> [Your instructions]:
Extract the full set of records, then give each one again exactly.
--
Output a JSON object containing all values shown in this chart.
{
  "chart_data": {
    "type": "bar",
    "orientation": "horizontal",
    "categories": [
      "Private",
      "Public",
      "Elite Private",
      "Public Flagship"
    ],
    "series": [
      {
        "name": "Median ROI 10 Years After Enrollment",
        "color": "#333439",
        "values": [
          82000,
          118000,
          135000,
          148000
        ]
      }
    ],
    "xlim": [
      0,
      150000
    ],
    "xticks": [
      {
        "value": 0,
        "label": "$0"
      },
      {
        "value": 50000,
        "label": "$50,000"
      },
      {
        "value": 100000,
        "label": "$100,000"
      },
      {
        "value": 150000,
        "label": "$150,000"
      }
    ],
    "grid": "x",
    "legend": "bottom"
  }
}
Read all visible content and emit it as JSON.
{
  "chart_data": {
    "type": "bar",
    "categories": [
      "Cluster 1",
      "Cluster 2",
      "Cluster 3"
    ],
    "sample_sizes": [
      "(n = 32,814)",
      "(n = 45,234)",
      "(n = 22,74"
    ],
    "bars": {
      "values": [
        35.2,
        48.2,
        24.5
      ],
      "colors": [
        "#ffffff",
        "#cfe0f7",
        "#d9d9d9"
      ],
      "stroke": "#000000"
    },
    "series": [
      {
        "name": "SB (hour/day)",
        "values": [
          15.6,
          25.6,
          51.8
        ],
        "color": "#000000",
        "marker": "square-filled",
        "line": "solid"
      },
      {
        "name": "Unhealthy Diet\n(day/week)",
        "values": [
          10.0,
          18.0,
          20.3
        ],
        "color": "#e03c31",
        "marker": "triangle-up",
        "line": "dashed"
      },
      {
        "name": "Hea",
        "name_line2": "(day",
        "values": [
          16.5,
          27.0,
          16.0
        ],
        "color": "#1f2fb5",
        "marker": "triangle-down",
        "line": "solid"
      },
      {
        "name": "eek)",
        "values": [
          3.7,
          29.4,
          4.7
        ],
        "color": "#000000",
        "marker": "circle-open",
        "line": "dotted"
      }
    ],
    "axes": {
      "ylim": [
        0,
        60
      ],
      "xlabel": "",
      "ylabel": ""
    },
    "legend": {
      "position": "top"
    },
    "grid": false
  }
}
--
> [Written answer]:
Output a JSON object containing all values shown in this chart.
{
  "chart_data": {
    "type": "bar",
    "orientation": "horizontal",
    "categories": [
      "Private",
      "Public",
      "Elite Private",
      "Public Flagship"
    ],
    "series": [
      {
        "name": "Median ROI 10 Years After Enrollment",
        "color": "#333439",
        "values": [
          82000,
          118000,
          135000,
          148000
        ]
      }
    ],
    "xlim": [
      0,
      150000
    ],
    "xticks": [
      {
        "value": 0,
        "label": "$0"
      },
      {
        "value": 50000,
        "label": "$50,000"
      },
      {
        "value": 100000,
        "label": "$100,000"
      },
      {
        "value": 150000,
        "label": "$150,000"
      }
    ],
    "grid": "x",
    "legend": "bottom"
  }
}
Read all visible content and emit it as JSON.
{
  "chart_data": {
    "type": "bar",
    "categories": [
      "Cluster 1",
      "Cluster 2",
      "Cluster 3"
    ],
    "sample_sizes": [
      "(n = 32,814)",
      "(n = 45,234)",
      "(n = 22,74"
    ],
    "bars": {
      "values": [
        35.2,
        48.2,
        24.5
      ],
      "colors": [
        "#ffffff",
        "#cfe0f7",
        "#d9d9d9"
      ],
      "stroke": "#000000"
    },
    "series": [
      {
        "name": "SB (hour/day)",
        "values": [
          15.6,
          25.6,
          51.8
        ],
        "color": "#000000",
        "marker": "square-filled",
        "line": "solid"
      },
      {
        "name": "Unhealthy Diet\n(day/week)",
        "values": [
          10.0,
          18.0,
          20.3
        ],
        "color": "#e03c31",
        "marker": "triangle-up",
        "line": "dashed"
      },
      {
        "name": "Hea",
        "name_line2": "(day",
        "values": [
          16.5,
          27.0,
          16.0
        ],
        "color": "#1f2fb5",
        "marker": "triangle-down",
        "line": "solid"
      },
      {
        "name": "eek)",
        "values": [
          3.7,
          29.4,
          4.7
        ],
        "color": "#000000",
        "marker": "circle-open",
        "line": "dotted"
      }
    ],
    "axes": {
      "ylim": [
        0,
        60
      ],
      "xlabel": "",
      "ylabel": ""
    },
    "legend": {
      "position": "top"
    },
    "grid": false
  }
}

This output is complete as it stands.